▸ Task to complete: Would you retype all of these records exactly?

══ Input material

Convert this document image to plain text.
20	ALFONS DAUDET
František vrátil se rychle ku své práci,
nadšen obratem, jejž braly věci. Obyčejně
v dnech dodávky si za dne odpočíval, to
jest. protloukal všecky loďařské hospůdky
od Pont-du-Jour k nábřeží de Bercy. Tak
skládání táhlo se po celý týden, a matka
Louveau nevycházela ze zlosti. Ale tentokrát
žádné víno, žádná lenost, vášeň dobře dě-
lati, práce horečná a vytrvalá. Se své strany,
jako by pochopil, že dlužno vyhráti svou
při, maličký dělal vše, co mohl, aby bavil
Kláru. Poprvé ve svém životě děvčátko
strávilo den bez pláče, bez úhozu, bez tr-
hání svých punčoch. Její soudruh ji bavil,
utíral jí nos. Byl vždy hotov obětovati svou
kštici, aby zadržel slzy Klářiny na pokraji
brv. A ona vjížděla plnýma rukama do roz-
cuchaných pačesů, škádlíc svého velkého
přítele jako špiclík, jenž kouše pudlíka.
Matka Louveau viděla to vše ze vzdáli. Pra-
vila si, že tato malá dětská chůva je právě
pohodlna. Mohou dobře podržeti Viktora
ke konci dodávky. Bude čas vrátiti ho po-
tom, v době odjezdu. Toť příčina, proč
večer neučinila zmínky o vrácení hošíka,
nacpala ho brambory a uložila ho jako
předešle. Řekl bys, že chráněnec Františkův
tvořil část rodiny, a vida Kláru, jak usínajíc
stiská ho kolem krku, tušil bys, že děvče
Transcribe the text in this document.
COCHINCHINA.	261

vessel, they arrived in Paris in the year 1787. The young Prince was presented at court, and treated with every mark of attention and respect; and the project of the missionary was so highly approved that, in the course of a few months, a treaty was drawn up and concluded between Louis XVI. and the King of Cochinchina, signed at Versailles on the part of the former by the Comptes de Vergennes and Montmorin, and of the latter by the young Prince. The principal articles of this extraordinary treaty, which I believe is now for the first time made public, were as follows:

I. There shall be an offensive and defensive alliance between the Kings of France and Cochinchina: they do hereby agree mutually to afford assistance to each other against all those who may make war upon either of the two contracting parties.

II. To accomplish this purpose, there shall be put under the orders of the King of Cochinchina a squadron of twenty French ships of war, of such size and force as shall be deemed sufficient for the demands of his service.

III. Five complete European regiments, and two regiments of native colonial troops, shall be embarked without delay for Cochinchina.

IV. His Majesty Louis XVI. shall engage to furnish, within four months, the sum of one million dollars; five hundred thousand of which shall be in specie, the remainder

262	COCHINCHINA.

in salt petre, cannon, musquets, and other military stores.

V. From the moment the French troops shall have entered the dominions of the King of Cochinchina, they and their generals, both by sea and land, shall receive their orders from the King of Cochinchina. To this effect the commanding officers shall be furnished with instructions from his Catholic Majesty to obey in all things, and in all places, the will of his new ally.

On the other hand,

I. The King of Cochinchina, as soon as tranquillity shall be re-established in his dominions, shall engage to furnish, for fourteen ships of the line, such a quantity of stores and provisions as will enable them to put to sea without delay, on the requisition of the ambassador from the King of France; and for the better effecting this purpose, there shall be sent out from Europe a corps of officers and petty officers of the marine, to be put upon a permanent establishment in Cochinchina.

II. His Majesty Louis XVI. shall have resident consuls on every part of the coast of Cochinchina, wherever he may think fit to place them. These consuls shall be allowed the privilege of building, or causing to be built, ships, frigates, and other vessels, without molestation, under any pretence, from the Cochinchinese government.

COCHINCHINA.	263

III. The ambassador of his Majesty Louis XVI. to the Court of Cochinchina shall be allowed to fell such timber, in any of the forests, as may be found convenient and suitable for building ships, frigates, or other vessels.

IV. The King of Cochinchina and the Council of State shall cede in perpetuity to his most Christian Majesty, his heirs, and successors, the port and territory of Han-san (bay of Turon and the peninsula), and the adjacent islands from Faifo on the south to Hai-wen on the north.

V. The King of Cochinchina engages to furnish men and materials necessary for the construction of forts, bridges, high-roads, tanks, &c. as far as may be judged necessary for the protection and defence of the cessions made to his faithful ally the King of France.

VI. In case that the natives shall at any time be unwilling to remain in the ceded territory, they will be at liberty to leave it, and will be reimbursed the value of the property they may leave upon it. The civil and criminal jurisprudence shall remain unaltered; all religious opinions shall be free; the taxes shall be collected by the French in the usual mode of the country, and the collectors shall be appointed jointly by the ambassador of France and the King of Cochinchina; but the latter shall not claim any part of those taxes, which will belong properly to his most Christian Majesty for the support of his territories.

════

▸ Correct output:
Convert this document image to plain text.
20	ALFONS DAUDET
František vrátil se rychle ku své práci,
nadšen obratem, jejž braly věci. Obyčejně
v dnech dodávky si za dne odpočíval, to
jest. protloukal všecky loďařské hospůdky
od Pont-du-Jour k nábřeží de Bercy. Tak
skládání táhlo se po celý týden, a matka
Louveau nevycházela ze zlosti. Ale tentokrát
žádné víno, žádná lenost, vášeň dobře dě-
lati, práce horečná a vytrvalá. Se své strany,
jako by pochopil, že dlužno vyhráti svou
při, maličký dělal vše, co mohl, aby bavil
Kláru. Poprvé ve svém životě děvčátko
strávilo den bez pláče, bez úhozu, bez tr-
hání svých punčoch. Její soudruh ji bavil,
utíral jí nos. Byl vždy hotov obětovati svou
kštici, aby zadržel slzy Klářiny na pokraji
brv. A ona vjížděla plnýma rukama do roz-
cuchaných pačesů, škádlíc svého velkého
přítele jako špiclík, jenž kouše pudlíka.
Matka Louveau viděla to vše ze vzdáli. Pra-
vila si, že tato malá dětská chůva je právě
pohodlna. Mohou dobře podržeti Viktora
ke konci dodávky. Bude čas vrátiti ho po-
tom, v době odjezdu. Toť příčina, proč
večer neučinila zmínky o vrácení hošíka,
nacpala ho brambory a uložila ho jako
předešle. Řekl bys, že chráněnec Františkův
tvořil část rodiny, a vida Kláru, jak usínajíc
stiská ho kolem krku, tušil bys, že děvče
Transcribe the text in this document.
COCHINCHINA.	261

vessel, they arrived in Paris in the year 1787. The young Prince was presented at court, and treated with every mark of attention and respect; and the project of the missionary was so highly approved that, in the course of a few months, a treaty was drawn up and concluded between Louis XVI. and the King of Cochinchina, signed at Versailles on the part of the former by the Comptes de Vergennes and Montmorin, and of the latter by the young Prince. The principal articles of this extraordinary treaty, which I believe is now for the first time made public, were as follows:

I. There shall be an offensive and defensive alliance between the Kings of France and Cochinchina: they do hereby agree mutually to afford assistance to each other against all those who may make war upon either of the two contracting parties.

II. To accomplish this purpose, there shall be put under the orders of the King of Cochinchina a squadron of twenty French ships of war, of such size and force as shall be deemed sufficient for the demands of his service.

III. Five complete European regiments, and two regiments of native colonial troops, shall be embarked without delay for Cochinchina.

IV. His Majesty Louis XVI. shall engage to furnish, within four months, the sum of one million dollars; five hundred thousand of which shall be in specie, the remainder

262	COCHINCHINA.

in salt petre, cannon, musquets, and other military stores.

V. From the moment the French troops shall have entered the dominions of the King of Cochinchina, they and their generals, both by sea and land, shall receive their orders from the King of Cochinchina. To this effect the commanding officers shall be furnished with instructions from his Catholic Majesty to obey in all things, and in all places, the will of his new ally.

On the other hand,

I. The King of Cochinchina, as soon as tranquillity shall be re-established in his dominions, shall engage to furnish, for fourteen ships of the line, such a quantity of stores and provisions as will enable them to put to sea without delay, on the requisition of the ambassador from the King of France; and for the better effecting this purpose, there shall be sent out from Europe a corps of officers and petty officers of the marine, to be put upon a permanent establishment in Cochinchina.

II. His Majesty Louis XVI. shall have resident consuls on every part of the coast of Cochinchina, wherever he may think fit to place them. These consuls shall be allowed the privilege of building, or causing to be built, ships, frigates, and other vessels, without molestation, under any pretence, from the Cochinchinese government.

COCHINCHINA.	263

III. The ambassador of his Majesty Louis XVI. to the Court of Cochinchina shall be allowed to fell such timber, in any of the forests, as may be found convenient and suitable for building ships, frigates, or other vessels.

IV. The King of Cochinchina and the Council of State shall cede in perpetuity to his most Christian Majesty, his heirs, and successors, the port and territory of Han-san (bay of Turon and the peninsula), and the adjacent islands from Faifo on the south to Hai-wen on the north.

V. The King of Cochinchina engages to furnish men and materials necessary for the construction of forts, bridges, high-roads, tanks, &c. as far as may be judged necessary for the protection and defence of the cessions made to his faithful ally the King of France.

VI. In case that the natives shall at any time be unwilling to remain in the ceded territory, they will be at liberty to leave it, and will be reimbursed the value of the property they may leave upon it. The civil and criminal jurisprudence shall remain unaltered; all religious opinions shall be free; the taxes shall be collected by the French in the usual mode of the country, and the collectors shall be appointed jointly by the ambassador of France and the King of Cochinchina; but the latter shall not claim any part of those taxes, which will belong properly to his most Christian Majesty for the support of his territories.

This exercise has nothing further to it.